** START **

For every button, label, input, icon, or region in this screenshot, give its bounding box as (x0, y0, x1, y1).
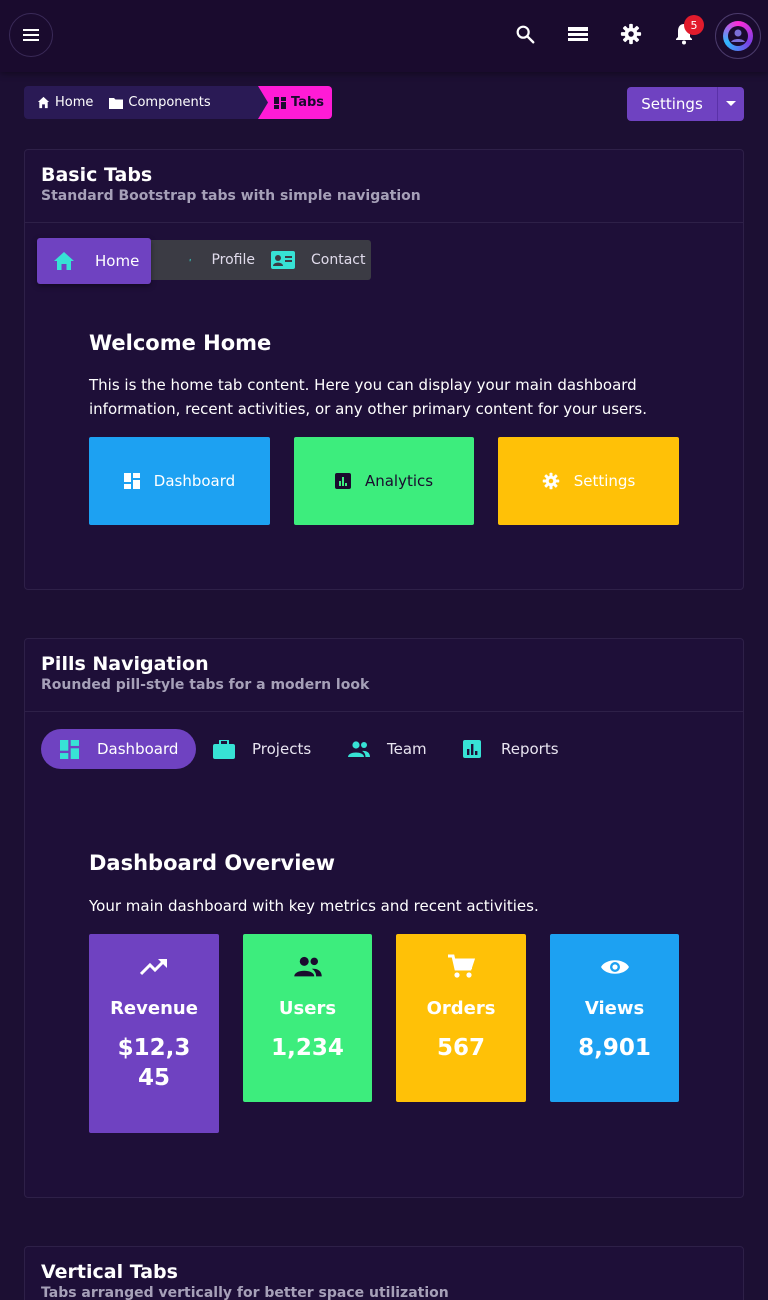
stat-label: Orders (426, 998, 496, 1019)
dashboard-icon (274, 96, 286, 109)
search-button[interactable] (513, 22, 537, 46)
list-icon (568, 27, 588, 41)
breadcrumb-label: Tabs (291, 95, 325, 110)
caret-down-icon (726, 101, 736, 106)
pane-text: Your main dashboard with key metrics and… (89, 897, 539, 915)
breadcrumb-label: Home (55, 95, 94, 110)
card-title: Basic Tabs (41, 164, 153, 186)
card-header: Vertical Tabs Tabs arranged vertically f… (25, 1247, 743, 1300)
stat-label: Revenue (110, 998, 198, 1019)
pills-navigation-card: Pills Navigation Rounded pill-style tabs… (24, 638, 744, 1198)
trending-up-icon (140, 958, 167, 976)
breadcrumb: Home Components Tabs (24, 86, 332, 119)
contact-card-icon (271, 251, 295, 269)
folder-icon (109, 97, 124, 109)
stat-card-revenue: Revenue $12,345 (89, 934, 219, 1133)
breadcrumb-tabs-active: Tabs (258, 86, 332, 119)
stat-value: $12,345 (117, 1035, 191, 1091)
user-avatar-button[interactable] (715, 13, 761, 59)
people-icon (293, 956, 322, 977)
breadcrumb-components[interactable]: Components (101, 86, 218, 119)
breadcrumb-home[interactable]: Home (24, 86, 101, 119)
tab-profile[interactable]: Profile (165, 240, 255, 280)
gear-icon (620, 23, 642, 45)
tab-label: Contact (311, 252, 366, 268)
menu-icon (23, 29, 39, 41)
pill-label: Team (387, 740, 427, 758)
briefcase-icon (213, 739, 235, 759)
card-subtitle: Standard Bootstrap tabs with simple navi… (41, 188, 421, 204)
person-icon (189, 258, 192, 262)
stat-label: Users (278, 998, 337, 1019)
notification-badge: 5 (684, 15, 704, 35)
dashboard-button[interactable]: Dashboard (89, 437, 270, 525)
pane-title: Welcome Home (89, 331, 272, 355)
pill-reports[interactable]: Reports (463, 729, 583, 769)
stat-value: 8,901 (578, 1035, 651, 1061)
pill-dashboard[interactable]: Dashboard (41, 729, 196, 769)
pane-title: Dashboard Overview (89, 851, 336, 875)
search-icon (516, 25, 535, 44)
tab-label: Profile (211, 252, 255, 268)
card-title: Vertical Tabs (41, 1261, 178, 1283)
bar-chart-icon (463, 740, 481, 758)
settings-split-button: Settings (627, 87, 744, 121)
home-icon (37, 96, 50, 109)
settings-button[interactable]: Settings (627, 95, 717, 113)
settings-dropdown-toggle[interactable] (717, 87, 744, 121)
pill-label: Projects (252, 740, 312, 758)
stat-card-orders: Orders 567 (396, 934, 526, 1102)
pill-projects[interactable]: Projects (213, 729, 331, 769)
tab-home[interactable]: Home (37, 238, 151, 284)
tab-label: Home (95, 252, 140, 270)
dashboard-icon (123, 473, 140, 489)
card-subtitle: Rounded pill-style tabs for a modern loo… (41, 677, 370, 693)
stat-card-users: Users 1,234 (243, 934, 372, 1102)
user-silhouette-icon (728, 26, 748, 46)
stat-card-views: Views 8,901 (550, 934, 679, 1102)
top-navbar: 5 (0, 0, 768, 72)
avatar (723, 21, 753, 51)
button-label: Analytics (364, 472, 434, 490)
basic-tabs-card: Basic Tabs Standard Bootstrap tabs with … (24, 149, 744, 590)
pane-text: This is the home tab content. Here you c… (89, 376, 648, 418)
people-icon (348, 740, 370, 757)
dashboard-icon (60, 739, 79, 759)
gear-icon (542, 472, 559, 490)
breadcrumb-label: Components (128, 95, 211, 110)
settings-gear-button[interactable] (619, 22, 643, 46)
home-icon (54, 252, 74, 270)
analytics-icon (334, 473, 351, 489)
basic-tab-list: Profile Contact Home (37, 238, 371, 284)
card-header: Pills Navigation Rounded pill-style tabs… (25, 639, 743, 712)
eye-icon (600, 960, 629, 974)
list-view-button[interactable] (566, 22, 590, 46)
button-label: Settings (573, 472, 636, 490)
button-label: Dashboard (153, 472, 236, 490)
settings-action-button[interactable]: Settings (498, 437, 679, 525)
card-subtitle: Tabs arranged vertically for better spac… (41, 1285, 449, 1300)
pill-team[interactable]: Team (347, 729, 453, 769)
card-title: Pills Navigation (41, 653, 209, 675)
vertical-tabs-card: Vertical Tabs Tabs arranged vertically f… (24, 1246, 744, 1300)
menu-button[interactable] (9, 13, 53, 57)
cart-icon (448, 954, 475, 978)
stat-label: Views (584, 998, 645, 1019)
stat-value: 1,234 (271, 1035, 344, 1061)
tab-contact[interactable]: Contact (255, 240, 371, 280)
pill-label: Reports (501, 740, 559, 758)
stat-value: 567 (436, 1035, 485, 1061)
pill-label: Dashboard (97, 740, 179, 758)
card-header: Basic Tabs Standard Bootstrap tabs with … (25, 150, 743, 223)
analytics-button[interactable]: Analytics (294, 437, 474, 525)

** END **
** START **

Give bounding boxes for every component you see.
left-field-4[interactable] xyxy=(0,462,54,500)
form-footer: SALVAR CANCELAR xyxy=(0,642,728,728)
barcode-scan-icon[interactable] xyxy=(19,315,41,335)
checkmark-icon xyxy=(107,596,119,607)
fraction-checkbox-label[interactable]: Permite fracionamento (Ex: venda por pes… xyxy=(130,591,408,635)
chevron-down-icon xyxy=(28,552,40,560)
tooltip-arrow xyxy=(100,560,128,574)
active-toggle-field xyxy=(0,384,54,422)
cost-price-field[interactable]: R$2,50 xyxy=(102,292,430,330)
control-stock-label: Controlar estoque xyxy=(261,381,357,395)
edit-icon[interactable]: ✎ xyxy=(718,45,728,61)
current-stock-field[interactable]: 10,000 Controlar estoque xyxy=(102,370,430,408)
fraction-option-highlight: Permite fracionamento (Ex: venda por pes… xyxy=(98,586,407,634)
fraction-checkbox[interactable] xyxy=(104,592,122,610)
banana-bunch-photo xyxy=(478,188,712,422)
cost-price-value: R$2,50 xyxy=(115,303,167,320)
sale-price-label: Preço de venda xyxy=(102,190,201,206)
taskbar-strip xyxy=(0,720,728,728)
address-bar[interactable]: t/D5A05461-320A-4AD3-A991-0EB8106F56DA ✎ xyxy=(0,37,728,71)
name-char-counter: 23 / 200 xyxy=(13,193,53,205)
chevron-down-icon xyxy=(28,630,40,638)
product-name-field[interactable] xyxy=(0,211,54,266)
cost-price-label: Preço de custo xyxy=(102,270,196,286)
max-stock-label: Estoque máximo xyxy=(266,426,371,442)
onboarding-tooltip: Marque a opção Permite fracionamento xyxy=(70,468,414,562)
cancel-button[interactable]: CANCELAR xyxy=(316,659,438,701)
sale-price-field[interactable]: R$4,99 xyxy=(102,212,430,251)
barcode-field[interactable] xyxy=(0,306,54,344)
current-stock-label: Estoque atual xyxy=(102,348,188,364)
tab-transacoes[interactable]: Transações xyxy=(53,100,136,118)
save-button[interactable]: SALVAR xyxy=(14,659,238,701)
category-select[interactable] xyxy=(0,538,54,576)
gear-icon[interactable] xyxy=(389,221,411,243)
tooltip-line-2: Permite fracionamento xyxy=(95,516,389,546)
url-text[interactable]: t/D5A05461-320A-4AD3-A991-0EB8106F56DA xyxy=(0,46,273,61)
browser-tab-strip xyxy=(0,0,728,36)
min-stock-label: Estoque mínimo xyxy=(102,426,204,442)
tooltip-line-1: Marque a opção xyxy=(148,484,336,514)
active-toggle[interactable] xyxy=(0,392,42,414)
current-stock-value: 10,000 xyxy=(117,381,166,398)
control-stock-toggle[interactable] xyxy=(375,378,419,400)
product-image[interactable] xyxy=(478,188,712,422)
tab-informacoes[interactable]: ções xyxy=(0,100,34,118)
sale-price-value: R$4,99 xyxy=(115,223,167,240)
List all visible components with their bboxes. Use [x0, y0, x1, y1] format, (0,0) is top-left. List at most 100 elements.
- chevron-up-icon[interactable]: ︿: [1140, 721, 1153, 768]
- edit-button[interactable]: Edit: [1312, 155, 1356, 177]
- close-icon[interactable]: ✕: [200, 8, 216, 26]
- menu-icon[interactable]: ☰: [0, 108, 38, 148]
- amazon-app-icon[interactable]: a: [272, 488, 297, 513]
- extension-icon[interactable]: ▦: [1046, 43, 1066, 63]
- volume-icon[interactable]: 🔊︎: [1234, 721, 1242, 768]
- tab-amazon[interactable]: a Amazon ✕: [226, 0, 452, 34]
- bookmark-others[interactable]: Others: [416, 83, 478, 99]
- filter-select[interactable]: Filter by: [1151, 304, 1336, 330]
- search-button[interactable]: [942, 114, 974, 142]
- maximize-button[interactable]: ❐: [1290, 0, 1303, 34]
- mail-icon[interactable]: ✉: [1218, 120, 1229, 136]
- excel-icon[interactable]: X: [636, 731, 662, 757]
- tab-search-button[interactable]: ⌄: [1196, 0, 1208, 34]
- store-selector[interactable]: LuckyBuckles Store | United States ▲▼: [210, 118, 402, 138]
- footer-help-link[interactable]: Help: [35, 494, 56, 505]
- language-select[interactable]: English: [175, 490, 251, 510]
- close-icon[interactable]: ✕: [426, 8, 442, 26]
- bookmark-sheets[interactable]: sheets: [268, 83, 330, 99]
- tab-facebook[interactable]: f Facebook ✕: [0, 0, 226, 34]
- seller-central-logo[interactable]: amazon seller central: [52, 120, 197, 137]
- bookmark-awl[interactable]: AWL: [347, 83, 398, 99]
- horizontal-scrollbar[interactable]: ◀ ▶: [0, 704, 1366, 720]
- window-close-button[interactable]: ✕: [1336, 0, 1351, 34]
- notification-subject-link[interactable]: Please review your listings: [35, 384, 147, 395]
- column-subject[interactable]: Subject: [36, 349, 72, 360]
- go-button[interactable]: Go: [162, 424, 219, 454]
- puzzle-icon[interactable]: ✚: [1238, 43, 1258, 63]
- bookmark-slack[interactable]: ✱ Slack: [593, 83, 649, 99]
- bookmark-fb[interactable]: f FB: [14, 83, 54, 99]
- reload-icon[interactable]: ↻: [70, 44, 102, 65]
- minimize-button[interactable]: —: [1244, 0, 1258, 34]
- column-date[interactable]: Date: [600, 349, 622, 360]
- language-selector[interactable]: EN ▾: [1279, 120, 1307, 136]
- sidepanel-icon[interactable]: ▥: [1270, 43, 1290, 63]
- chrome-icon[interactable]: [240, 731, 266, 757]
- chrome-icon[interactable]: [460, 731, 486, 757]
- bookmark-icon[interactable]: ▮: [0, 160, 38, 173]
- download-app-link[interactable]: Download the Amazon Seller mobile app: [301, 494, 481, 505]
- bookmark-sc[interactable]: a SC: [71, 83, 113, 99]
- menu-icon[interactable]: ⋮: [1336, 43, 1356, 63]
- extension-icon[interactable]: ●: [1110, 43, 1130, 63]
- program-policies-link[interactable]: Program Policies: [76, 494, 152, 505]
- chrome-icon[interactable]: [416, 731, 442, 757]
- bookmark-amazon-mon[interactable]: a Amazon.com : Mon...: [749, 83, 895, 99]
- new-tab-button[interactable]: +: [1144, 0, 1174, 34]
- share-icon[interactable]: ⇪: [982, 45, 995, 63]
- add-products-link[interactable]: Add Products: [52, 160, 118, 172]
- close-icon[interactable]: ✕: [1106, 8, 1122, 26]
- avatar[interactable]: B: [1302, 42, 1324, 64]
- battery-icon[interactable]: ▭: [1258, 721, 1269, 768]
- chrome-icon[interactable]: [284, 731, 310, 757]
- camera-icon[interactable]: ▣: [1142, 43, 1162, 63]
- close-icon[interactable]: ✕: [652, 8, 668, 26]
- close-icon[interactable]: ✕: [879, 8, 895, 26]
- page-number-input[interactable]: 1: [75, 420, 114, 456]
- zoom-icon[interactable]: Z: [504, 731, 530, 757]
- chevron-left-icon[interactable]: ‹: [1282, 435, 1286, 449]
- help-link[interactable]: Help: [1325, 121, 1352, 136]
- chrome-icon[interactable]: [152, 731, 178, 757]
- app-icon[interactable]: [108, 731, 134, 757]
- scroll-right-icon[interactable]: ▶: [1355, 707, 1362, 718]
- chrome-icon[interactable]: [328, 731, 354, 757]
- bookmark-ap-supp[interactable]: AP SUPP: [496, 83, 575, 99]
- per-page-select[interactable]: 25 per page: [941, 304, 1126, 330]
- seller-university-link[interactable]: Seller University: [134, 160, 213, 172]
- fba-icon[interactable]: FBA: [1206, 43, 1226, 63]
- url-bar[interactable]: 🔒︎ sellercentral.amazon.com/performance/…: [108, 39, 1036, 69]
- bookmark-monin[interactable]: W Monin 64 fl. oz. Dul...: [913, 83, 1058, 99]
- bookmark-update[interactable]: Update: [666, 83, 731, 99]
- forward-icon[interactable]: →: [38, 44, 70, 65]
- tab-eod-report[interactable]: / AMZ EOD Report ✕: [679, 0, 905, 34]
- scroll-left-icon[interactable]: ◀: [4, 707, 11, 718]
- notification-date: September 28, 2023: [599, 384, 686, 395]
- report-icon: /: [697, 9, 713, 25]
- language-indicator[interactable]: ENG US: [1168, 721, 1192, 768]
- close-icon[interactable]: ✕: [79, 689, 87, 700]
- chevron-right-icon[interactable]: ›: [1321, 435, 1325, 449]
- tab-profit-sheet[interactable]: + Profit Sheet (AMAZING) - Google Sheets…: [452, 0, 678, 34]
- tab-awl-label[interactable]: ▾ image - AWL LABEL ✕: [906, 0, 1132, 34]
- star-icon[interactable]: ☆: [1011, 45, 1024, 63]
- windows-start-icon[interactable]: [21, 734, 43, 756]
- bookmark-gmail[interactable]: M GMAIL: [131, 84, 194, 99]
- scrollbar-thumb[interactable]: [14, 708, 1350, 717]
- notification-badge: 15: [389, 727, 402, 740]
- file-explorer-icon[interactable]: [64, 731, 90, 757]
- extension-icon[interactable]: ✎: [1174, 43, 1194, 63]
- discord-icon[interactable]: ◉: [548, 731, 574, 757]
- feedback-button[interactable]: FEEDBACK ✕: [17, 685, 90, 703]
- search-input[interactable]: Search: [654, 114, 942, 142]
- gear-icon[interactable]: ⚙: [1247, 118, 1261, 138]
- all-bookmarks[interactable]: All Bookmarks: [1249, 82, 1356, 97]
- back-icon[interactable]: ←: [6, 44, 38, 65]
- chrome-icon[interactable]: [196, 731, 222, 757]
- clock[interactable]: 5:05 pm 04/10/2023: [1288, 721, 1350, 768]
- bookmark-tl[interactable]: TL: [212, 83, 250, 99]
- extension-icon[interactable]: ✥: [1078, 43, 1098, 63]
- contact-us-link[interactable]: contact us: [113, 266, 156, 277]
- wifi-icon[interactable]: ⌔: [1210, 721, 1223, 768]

** END **
** START **

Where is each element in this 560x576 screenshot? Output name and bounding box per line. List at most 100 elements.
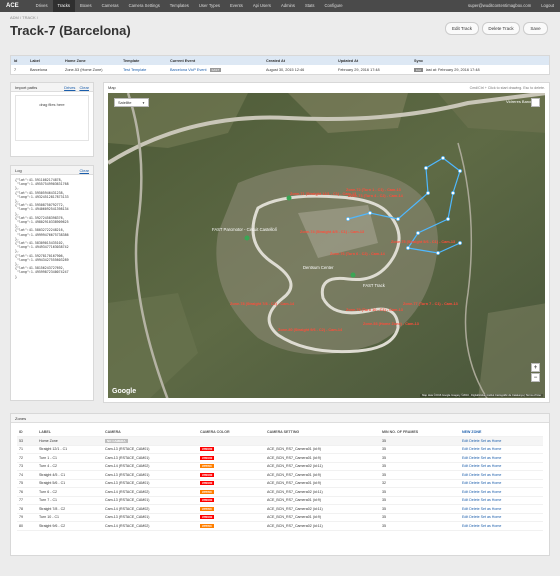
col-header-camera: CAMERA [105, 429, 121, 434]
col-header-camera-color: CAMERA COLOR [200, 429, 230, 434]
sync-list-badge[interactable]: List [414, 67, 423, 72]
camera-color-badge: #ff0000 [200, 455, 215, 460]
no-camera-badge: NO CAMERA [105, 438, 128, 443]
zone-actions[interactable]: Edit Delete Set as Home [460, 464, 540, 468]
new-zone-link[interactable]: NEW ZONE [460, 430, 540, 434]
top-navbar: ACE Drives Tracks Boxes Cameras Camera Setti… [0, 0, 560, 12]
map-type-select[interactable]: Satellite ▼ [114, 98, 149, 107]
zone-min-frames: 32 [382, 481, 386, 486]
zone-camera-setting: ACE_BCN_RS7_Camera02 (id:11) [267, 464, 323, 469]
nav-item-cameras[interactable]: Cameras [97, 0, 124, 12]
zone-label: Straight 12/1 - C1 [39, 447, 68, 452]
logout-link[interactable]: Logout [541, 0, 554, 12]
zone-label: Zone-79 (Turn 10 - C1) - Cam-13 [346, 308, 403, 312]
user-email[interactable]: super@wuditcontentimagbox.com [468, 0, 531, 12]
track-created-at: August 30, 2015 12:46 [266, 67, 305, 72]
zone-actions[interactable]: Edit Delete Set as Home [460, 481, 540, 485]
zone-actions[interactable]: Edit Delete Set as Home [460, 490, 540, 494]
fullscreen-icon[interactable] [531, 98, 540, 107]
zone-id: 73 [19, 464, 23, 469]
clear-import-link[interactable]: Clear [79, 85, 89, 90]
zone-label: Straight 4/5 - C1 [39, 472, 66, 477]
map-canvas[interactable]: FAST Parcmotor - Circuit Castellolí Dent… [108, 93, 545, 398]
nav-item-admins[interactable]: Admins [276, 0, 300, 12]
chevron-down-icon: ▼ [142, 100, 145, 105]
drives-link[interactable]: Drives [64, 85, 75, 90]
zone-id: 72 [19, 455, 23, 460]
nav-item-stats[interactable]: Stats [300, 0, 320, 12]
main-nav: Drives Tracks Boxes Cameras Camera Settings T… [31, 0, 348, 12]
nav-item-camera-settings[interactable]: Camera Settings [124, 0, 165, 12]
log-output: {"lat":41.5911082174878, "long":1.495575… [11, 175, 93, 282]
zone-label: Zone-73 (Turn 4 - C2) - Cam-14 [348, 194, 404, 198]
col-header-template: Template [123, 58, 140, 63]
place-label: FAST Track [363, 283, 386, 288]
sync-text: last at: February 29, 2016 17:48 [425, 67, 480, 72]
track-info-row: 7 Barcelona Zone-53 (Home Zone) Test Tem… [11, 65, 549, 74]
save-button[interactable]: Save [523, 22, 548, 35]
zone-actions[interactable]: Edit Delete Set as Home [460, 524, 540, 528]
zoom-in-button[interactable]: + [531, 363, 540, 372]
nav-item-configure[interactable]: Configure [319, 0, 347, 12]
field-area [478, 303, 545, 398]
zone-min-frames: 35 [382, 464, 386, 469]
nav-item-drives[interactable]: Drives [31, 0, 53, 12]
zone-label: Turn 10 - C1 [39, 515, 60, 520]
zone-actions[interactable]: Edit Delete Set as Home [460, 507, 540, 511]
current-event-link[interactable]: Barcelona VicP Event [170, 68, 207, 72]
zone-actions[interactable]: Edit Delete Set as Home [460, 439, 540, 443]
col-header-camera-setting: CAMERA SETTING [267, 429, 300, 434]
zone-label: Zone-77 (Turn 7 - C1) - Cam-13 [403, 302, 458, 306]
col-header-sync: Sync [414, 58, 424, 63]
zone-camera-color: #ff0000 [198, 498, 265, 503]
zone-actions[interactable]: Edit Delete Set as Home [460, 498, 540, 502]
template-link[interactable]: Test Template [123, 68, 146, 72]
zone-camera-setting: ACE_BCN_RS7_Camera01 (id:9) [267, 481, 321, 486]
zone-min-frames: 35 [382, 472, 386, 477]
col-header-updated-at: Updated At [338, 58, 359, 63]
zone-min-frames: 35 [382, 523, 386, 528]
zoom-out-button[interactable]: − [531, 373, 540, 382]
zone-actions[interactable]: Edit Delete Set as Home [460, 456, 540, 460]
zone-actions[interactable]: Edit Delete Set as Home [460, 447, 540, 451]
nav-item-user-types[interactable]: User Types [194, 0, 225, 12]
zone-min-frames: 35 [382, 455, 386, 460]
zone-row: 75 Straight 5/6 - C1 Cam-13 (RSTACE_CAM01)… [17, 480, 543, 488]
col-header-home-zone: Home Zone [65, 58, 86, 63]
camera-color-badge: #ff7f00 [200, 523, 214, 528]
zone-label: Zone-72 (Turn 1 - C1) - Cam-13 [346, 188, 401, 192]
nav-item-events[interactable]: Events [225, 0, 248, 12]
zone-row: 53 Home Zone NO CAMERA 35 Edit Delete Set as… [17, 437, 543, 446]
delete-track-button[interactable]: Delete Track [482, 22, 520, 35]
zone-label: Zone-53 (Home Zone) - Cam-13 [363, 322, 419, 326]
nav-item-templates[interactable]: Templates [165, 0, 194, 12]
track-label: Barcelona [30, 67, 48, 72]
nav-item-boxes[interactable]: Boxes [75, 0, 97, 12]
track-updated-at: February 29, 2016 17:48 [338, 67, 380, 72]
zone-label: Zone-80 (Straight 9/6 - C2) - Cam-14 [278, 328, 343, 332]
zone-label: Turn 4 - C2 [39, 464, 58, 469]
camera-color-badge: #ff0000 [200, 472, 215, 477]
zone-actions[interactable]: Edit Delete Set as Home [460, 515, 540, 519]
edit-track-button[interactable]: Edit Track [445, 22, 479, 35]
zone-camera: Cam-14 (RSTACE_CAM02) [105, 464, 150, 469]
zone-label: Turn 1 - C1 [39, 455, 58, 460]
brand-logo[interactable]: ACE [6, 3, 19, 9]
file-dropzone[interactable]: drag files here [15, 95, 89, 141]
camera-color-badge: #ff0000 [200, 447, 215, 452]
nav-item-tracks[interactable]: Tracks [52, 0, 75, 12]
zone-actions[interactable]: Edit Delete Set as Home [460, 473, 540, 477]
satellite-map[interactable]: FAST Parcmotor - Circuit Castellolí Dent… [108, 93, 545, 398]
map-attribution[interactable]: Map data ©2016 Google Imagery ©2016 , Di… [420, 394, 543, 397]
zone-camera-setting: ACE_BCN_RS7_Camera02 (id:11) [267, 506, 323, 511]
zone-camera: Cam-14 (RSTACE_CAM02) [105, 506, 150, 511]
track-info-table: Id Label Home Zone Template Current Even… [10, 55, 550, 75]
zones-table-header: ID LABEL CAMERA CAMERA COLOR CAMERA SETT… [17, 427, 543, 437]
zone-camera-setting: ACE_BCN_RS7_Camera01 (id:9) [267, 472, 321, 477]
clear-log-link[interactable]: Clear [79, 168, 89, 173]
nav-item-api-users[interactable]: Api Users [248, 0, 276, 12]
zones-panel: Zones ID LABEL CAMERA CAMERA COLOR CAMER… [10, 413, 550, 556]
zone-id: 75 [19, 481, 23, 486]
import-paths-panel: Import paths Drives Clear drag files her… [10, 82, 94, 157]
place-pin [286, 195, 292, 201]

** END **

Gather every line from the records above that contains the string "Views".

stat-card-views: Views 8,901 (550, 934, 679, 1102)
stat-label: Views (584, 998, 645, 1019)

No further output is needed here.